(TASK REQUIREMENTS):
**a)** Copy from the guidance on Paycheck Protection Program eligibility the part that starts with the words containing "Amidst negative publicity" and ends with "a PPP loan?".
**b)** In the entries, rewrite the part that starts with the line containing "Bar: [355, 344, 379, 364]" and ends with the line containing "Bar: [401, 354, 424, 364]", replacing "detached properties" with "detached homes" and changing nothing else. Return only those lines.

─── EXCERPT PROVIDED ───

Amidst negative publicity from the media regarding publicly traded and other large companies receiving Paycheck Protection Program loans (PPP) and lawmakers demanding action by the Treasury Department to rectify the situation, the Small Business Administration (SBA) issued additional guidance regarding PPP eligibility. On Thursday, the SBA issued Frequently Asked Question Number 31 to address these concerns. The exact wording to this new FAQ is listed below.

31. Question: Do businesses owned by large companies with adequate sources of liquidity to support the business’s ongoing operations qualify for a PPP loan?

─── INFORMATION SHOWN ───

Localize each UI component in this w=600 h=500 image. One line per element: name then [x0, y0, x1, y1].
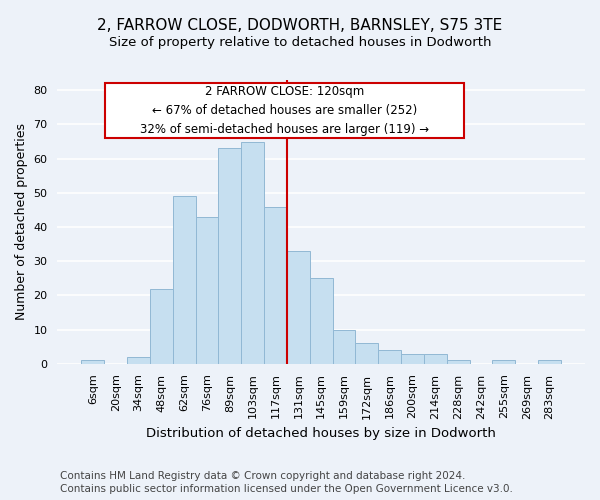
Bar: [355, 344, 379, 364]
Y-axis label: Number of detached properties: Number of detached properties: [15, 124, 28, 320]
Bar: [401, 354, 424, 364]
Text: Contains public sector information licensed under the Open Government Licence v3: Contains public sector information licen…: [60, 484, 513, 494]
Bar: [150, 288, 173, 364]
Bar: [287, 251, 310, 364]
Text: Size of property relative to detached houses in Dodworth: Size of property relative to detached ho…: [109, 36, 491, 49]
Text: Contains HM Land Registry data © Crown copyright and database right 2024.: Contains HM Land Registry data © Crown c…: [60, 471, 466, 481]
Bar: [424, 354, 447, 364]
FancyBboxPatch shape: [105, 83, 464, 138]
Bar: [332, 330, 355, 364]
Bar: [127, 357, 150, 364]
Bar: [538, 360, 561, 364]
Bar: [493, 360, 515, 364]
Bar: [379, 350, 401, 364]
Text: 2, FARROW CLOSE, DODWORTH, BARNSLEY, S75 3TE: 2, FARROW CLOSE, DODWORTH, BARNSLEY, S75…: [97, 18, 503, 32]
Bar: [173, 196, 196, 364]
Bar: [196, 217, 218, 364]
Bar: [82, 360, 104, 364]
Bar: [447, 360, 470, 364]
X-axis label: Distribution of detached houses by size in Dodworth: Distribution of detached houses by size …: [146, 427, 496, 440]
Bar: [218, 148, 241, 364]
Bar: [241, 142, 264, 364]
Bar: [264, 206, 287, 364]
Text: 2 FARROW CLOSE: 120sqm
← 67% of detached houses are smaller (252)
32% of semi-de: 2 FARROW CLOSE: 120sqm ← 67% of detached…: [140, 85, 429, 136]
Bar: [310, 278, 332, 364]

───

(SET OF ANSWERS):
**a)**
Amidst negative publicity from the media regarding publicly traded and other large companies receiving Paycheck Protection Program loans (PPP) and lawmakers demanding action by the Treasury Department to rectify the situation, the Small Business Administration (SBA) issued additional guidance regarding PPP eligibility. On Thursday, the SBA issued Frequently Asked Question Number 31 to address these concerns. The exact wording to this new FAQ is listed below.

31. Question: Do businesses owned by large companies with adequate sources of liquidity to support the business’s ongoing operations qualify for a PPP loan?

**b)**
Bar: [355, 344, 379, 364]
Y-axis label: Number of detached homes: Number of detached homes: [15, 124, 28, 320]
Bar: [401, 354, 424, 364]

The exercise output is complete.